▼

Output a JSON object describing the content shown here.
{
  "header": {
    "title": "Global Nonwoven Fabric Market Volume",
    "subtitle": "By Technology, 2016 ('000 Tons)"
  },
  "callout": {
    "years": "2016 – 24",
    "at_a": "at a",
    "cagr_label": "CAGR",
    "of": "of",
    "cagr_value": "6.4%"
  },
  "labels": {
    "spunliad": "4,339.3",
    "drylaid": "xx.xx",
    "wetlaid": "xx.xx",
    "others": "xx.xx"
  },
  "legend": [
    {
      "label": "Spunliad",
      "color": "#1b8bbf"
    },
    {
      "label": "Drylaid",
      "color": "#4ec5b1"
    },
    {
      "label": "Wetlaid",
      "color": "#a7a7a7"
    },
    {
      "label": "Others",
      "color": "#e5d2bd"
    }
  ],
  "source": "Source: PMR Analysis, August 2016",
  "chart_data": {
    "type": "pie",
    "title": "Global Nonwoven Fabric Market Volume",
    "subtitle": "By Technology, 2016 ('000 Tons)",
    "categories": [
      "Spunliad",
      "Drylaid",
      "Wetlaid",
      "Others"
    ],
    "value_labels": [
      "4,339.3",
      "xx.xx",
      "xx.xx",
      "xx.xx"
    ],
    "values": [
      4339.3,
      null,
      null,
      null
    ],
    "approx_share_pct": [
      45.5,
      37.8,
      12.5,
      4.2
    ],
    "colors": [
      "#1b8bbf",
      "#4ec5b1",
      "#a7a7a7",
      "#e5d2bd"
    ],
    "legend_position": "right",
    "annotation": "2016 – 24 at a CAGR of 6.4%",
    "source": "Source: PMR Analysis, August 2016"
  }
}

▲

Copy every line from the records above that contains the word "Tons".

    "subtitle": "By Technology, 2016 ('000 Tons)"
    "subtitle": "By Technology, 2016 ('000 Tons)",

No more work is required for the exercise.